### Input data ###
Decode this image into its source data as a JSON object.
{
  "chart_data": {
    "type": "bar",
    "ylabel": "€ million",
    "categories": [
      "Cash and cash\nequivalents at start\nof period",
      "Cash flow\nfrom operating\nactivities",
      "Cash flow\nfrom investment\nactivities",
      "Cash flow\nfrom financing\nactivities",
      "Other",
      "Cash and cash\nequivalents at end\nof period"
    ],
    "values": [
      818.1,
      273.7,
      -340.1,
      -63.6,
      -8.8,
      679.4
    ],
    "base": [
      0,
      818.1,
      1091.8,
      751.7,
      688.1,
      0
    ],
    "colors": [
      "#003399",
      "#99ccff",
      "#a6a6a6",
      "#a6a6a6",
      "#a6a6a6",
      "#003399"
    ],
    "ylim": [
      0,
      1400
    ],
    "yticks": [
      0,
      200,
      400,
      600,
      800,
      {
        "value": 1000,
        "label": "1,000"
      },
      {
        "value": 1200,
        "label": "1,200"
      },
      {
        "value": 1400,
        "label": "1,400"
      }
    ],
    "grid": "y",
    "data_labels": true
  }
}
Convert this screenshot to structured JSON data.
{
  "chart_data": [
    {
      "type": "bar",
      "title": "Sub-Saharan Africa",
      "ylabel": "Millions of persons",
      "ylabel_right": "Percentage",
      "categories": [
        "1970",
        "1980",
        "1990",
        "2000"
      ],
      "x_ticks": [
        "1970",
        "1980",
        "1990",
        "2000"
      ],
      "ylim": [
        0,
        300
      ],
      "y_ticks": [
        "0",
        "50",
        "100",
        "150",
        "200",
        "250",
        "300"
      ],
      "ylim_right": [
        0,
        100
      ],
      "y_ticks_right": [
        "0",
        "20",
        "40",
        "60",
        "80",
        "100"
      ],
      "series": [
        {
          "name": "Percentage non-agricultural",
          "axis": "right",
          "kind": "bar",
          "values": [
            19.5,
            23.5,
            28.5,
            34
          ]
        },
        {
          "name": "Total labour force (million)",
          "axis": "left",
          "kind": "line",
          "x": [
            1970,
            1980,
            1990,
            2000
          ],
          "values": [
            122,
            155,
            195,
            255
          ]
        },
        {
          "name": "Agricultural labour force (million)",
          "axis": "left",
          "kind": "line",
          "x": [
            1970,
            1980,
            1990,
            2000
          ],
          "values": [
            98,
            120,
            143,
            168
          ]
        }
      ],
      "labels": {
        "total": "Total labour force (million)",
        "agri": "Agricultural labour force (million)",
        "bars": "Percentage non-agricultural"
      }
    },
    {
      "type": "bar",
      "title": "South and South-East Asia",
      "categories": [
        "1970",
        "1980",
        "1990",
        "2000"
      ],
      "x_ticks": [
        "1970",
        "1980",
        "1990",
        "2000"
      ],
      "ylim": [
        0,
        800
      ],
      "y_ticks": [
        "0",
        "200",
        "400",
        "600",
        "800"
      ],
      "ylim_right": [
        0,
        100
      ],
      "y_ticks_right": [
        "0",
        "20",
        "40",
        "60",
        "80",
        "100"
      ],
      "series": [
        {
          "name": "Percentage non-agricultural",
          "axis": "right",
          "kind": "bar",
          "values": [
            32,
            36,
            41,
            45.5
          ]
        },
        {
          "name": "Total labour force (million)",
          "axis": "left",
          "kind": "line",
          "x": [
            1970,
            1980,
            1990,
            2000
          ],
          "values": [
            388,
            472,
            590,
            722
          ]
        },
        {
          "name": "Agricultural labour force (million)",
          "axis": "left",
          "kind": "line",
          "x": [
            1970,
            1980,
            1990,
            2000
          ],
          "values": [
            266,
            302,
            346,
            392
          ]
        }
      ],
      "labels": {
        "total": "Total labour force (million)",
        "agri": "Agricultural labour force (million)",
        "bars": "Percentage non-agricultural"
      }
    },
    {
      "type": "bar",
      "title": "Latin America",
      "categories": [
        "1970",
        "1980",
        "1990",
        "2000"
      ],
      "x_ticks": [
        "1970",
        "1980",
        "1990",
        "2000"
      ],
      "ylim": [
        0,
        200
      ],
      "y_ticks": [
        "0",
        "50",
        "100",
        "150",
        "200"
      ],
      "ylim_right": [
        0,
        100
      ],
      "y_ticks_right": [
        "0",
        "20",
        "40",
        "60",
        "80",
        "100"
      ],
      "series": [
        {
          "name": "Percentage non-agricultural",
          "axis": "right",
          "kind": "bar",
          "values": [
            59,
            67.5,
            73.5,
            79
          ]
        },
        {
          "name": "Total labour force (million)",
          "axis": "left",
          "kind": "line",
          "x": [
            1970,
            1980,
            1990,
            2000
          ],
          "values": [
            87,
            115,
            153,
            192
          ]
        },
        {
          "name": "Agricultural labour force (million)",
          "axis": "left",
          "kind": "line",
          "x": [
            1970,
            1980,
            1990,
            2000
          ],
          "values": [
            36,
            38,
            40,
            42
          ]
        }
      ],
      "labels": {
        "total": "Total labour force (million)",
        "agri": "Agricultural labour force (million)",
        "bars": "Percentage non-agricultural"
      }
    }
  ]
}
###
| Task prompt |
Each record must be returned exactly as it is written.

| Response to the task |
Decode this image into its source data as a JSON object.
{
  "chart_data": {
    "type": "bar",
    "ylabel": "€ million",
    "categories": [
      "Cash and cash\nequivalents at start\nof period",
      "Cash flow\nfrom operating\nactivities",
      "Cash flow\nfrom investment\nactivities",
      "Cash flow\nfrom financing\nactivities",
      "Other",
      "Cash and cash\nequivalents at end\nof period"
    ],
    "values": [
      818.1,
      273.7,
      -340.1,
      -63.6,
      -8.8,
      679.4
    ],
    "base": [
      0,
      818.1,
      1091.8,
      751.7,
      688.1,
      0
    ],
    "colors": [
      "#003399",
      "#99ccff",
      "#a6a6a6",
      "#a6a6a6",
      "#a6a6a6",
      "#003399"
    ],
    "ylim": [
      0,
      1400
    ],
    "yticks": [
      0,
      200,
      400,
      600,
      800,
      {
        "value": 1000,
        "label": "1,000"
      },
      {
        "value": 1200,
        "label": "1,200"
      },
      {
        "value": 1400,
        "label": "1,400"
      }
    ],
    "grid": "y",
    "data_labels": true
  }
}
Convert this screenshot to structured JSON data.
{
  "chart_data": [
    {
      "type": "bar",
      "title": "Sub-Saharan Africa",
      "ylabel": "Millions of persons",
      "ylabel_right": "Percentage",
      "categories": [
        "1970",
        "1980",
        "1990",
        "2000"
      ],
      "x_ticks": [
        "1970",
        "1980",
        "1990",
        "2000"
      ],
      "ylim": [
        0,
        300
      ],
      "y_ticks": [
        "0",
        "50",
        "100",
        "150",
        "200",
        "250",
        "300"
      ],
      "ylim_right": [
        0,
        100
      ],
      "y_ticks_right": [
        "0",
        "20",
        "40",
        "60",
        "80",
        "100"
      ],
      "series": [
        {
          "name": "Percentage non-agricultural",
          "axis": "right",
          "kind": "bar",
          "values": [
            19.5,
            23.5,
            28.5,
            34
          ]
        },
        {
          "name": "Total labour force (million)",
          "axis": "left",
          "kind": "line",
          "x": [
            1970,
            1980,
            1990,
            2000
          ],
          "values": [
            122,
            155,
            195,
            255
          ]
        },
        {
          "name": "Agricultural labour force (million)",
          "axis": "left",
          "kind": "line",
          "x": [
            1970,
            1980,
            1990,
            2000
          ],
          "values": [
            98,
            120,
            143,
            168
          ]
        }
      ],
      "labels": {
        "total": "Total labour force (million)",
        "agri": "Agricultural labour force (million)",
        "bars": "Percentage non-agricultural"
      }
    },
    {
      "type": "bar",
      "title": "South and South-East Asia",
      "categories": [
        "1970",
        "1980",
        "1990",
        "2000"
      ],
      "x_ticks": [
        "1970",
        "1980",
        "1990",
        "2000"
      ],
      "ylim": [
        0,
        800
      ],
      "y_ticks": [
        "0",
        "200",
        "400",
        "600",
        "800"
      ],
      "ylim_right": [
        0,
        100
      ],
      "y_ticks_right": [
        "0",
        "20",
        "40",
        "60",
        "80",
        "100"
      ],
      "series": [
        {
          "name": "Percentage non-agricultural",
          "axis": "right",
          "kind": "bar",
          "values": [
            32,
            36,
            41,
            45.5
          ]
        },
        {
          "name": "Total labour force (million)",
          "axis": "left",
          "kind": "line",
          "x": [
            1970,
            1980,
            1990,
            2000
          ],
          "values": [
            388,
            472,
            590,
            722
          ]
        },
        {
          "name": "Agricultural labour force (million)",
          "axis": "left",
          "kind": "line",
          "x": [
            1970,
            1980,
            1990,
            2000
          ],
          "values": [
            266,
            302,
            346,
            392
          ]
        }
      ],
      "labels": {
        "total": "Total labour force (million)",
        "agri": "Agricultural labour force (million)",
        "bars": "Percentage non-agricultural"
      }
    },
    {
      "type": "bar",
      "title": "Latin America",
      "categories": [
        "1970",
        "1980",
        "1990",
        "2000"
      ],
      "x_ticks": [
        "1970",
        "1980",
        "1990",
        "2000"
      ],
      "ylim": [
        0,
        200
      ],
      "y_ticks": [
        "0",
        "50",
        "100",
        "150",
        "200"
      ],
      "ylim_right": [
        0,
        100
      ],
      "y_ticks_right": [
        "0",
        "20",
        "40",
        "60",
        "80",
        "100"
      ],
      "series": [
        {
          "name": "Percentage non-agricultural",
          "axis": "right",
          "kind": "bar",
          "values": [
            59,
            67.5,
            73.5,
            79
          ]
        },
        {
          "name": "Total labour force (million)",
          "axis": "left",
          "kind": "line",
          "x": [
            1970,
            1980,
            1990,
            2000
          ],
          "values": [
            87,
            115,
            153,
            192
          ]
        },
        {
          "name": "Agricultural labour force (million)",
          "axis": "left",
          "kind": "line",
          "x": [
            1970,
            1980,
            1990,
            2000
          ],
          "values": [
            36,
            38,
            40,
            42
          ]
        }
      ],
      "labels": {
        "total": "Total labour force (million)",
        "agri": "Agricultural labour force (million)",
        "bars": "Percentage non-agricultural"
      }
    }
  ]
}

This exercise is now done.